* _Exercise task_
Output each entry exactly; skip nothing.
━━ Given records ━━
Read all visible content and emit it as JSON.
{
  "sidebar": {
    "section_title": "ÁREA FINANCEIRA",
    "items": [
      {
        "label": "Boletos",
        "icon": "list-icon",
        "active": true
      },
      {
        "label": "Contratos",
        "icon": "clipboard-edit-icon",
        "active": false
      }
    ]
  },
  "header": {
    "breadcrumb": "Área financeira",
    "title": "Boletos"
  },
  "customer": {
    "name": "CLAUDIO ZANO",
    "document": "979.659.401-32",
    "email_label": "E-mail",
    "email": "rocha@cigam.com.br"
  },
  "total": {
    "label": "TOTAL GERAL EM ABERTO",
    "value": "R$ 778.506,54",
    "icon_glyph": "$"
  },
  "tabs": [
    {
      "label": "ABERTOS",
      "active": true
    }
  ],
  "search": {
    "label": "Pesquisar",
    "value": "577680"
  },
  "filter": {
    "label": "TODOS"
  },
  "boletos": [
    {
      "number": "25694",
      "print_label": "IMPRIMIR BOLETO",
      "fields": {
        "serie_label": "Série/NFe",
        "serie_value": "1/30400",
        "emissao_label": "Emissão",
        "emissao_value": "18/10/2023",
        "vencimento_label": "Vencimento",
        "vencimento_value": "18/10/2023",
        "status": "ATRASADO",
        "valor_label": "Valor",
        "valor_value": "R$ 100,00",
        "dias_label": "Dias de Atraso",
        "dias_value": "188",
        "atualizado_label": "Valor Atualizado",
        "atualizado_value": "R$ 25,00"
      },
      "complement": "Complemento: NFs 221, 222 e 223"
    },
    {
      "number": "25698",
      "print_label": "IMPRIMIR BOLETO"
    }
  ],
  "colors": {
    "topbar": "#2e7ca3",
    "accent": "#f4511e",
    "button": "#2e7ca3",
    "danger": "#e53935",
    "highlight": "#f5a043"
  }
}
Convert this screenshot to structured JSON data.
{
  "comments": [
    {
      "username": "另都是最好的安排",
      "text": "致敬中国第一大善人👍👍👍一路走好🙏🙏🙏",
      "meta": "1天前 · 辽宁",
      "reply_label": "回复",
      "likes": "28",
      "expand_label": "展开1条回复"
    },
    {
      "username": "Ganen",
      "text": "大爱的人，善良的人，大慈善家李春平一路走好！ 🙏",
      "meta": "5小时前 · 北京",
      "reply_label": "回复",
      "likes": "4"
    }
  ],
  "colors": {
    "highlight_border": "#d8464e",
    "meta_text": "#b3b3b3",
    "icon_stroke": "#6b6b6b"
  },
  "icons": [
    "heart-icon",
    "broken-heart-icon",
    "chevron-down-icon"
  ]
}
━━━
* _Exercise answer_
Read all visible content and emit it as JSON.
{
  "sidebar": {
    "section_title": "ÁREA FINANCEIRA",
    "items": [
      {
        "label": "Boletos",
        "icon": "list-icon",
        "active": true
      },
      {
        "label": "Contratos",
        "icon": "clipboard-edit-icon",
        "active": false
      }
    ]
  },
  "header": {
    "breadcrumb": "Área financeira",
    "title": "Boletos"
  },
  "customer": {
    "name": "CLAUDIO ZANO",
    "document": "979.659.401-32",
    "email_label": "E-mail",
    "email": "rocha@cigam.com.br"
  },
  "total": {
    "label": "TOTAL GERAL EM ABERTO",
    "value": "R$ 778.506,54",
    "icon_glyph": "$"
  },
  "tabs": [
    {
      "label": "ABERTOS",
      "active": true
    }
  ],
  "search": {
    "label": "Pesquisar",
    "value": "577680"
  },
  "filter": {
    "label": "TODOS"
  },
  "boletos": [
    {
      "number": "25694",
      "print_label": "IMPRIMIR BOLETO",
      "fields": {
        "serie_label": "Série/NFe",
        "serie_value": "1/30400",
        "emissao_label": "Emissão",
        "emissao_value": "18/10/2023",
        "vencimento_label": "Vencimento",
        "vencimento_value": "18/10/2023",
        "status": "ATRASADO",
        "valor_label": "Valor",
        "valor_value": "R$ 100,00",
        "dias_label": "Dias de Atraso",
        "dias_value": "188",
        "atualizado_label": "Valor Atualizado",
        "atualizado_value": "R$ 25,00"
      },
      "complement": "Complemento: NFs 221, 222 e 223"
    },
    {
      "number": "25698",
      "print_label": "IMPRIMIR BOLETO"
    }
  ],
  "colors": {
    "topbar": "#2e7ca3",
    "accent": "#f4511e",
    "button": "#2e7ca3",
    "danger": "#e53935",
    "highlight": "#f5a043"
  }
}
Convert this screenshot to structured JSON data.
{
  "comments": [
    {
      "username": "另都是最好的安排",
      "text": "致敬中国第一大善人👍👍👍一路走好🙏🙏🙏",
      "meta": "1天前 · 辽宁",
      "reply_label": "回复",
      "likes": "28",
      "expand_label": "展开1条回复"
    },
    {
      "username": "Ganen",
      "text": "大爱的人，善良的人，大慈善家李春平一路走好！ 🙏",
      "meta": "5小时前 · 北京",
      "reply_label": "回复",
      "likes": "4"
    }
  ],
  "colors": {
    "highlight_border": "#d8464e",
    "meta_text": "#b3b3b3",
    "icon_stroke": "#6b6b6b"
  },
  "icons": [
    "heart-icon",
    "broken-heart-icon",
    "chevron-down-icon"
  ]
}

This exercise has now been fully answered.